DIRECTIVE: Copy each line that holds "this".

DATASET RECORDS:
--

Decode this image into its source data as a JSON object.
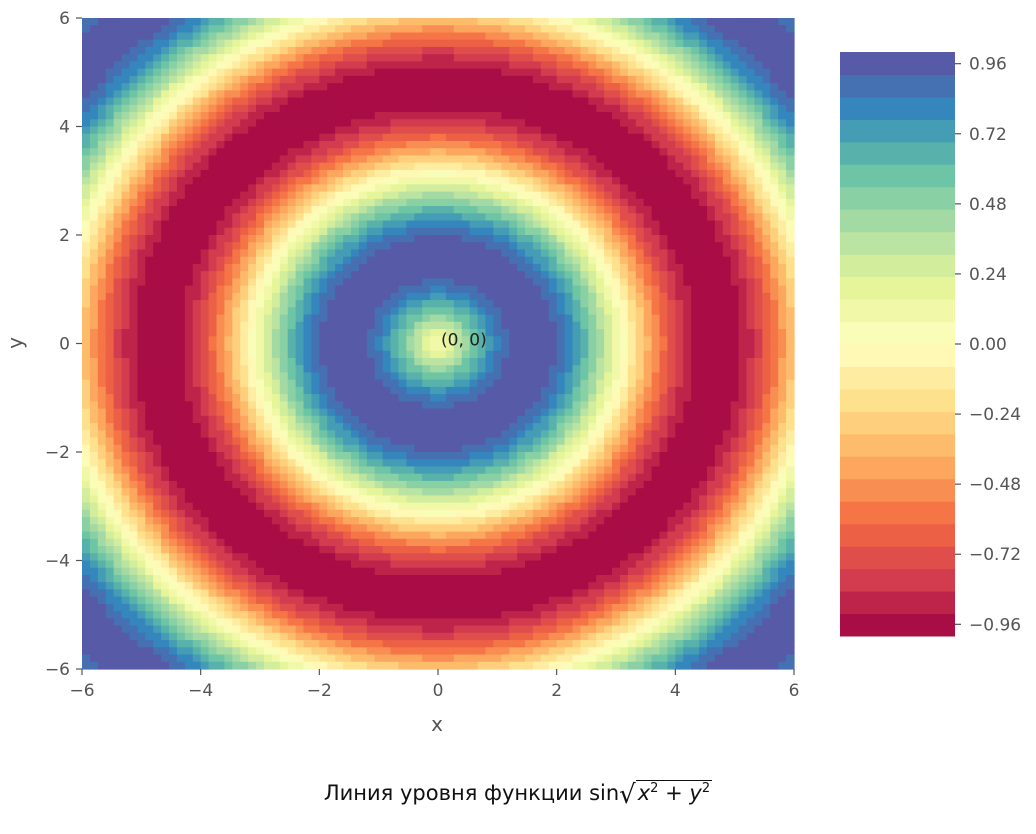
{
  "chart_data": {
    "type": "heatmap",
    "subtype": "filled-contour",
    "function": "sin(sqrt(x^2 + y^2))",
    "xlabel": "x",
    "ylabel": "y",
    "xlim": [
      -6,
      6
    ],
    "ylim": [
      -6,
      6
    ],
    "xticks": [
      "−6",
      "−4",
      "−2",
      "0",
      "2",
      "4",
      "6"
    ],
    "yticks": [
      "−6",
      "−4",
      "−2",
      "0",
      "2",
      "4",
      "6"
    ],
    "xtick_values": [
      -6,
      -4,
      -2,
      0,
      2,
      4,
      6
    ],
    "ytick_values": [
      -6,
      -4,
      -2,
      0,
      2,
      4,
      6
    ],
    "colormap": "Spectral",
    "levels": 26,
    "value_range": [
      -1,
      1
    ],
    "colorbar": {
      "ticks": [
        "0.96",
        "0.72",
        "0.48",
        "0.24",
        "0.00",
        "−0.24",
        "−0.48",
        "−0.72",
        "−0.96"
      ],
      "tick_values": [
        0.96,
        0.72,
        0.48,
        0.24,
        0.0,
        -0.24,
        -0.48,
        -0.72,
        -0.96
      ],
      "placement": "right"
    },
    "annotation": {
      "text": "(0, 0)",
      "x": 0,
      "y": 0
    },
    "grid": false,
    "colors": {
      "stops": [
        "#9e0142",
        "#d53e4f",
        "#f46d43",
        "#fdae61",
        "#fee08b",
        "#ffffbf",
        "#e6f598",
        "#abdda4",
        "#66c2a5",
        "#3288bd",
        "#5e4fa2"
      ]
    }
  },
  "caption": {
    "prefix": "Линия уровня функции sin",
    "x": "x",
    "plus": " + ",
    "y": "y",
    "exp": "2"
  }
}
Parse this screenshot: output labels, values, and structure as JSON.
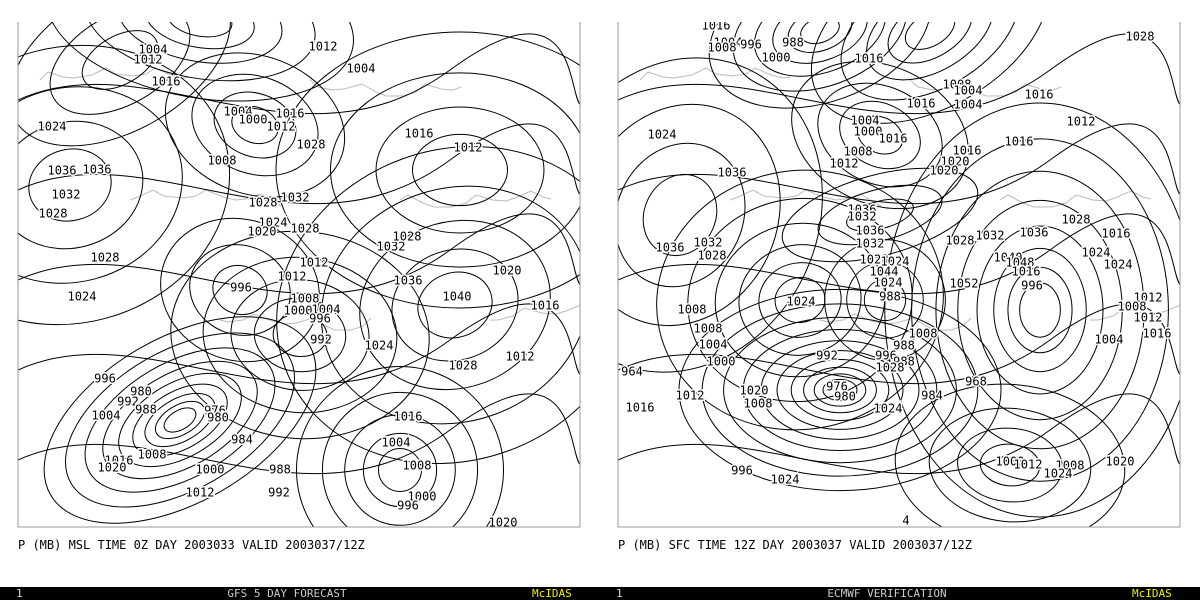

--

EXERCISE OUTPUT:
Decode this image into its source data as a JSON object.
Parse this screenshot: output labels, values, and structure as JSON.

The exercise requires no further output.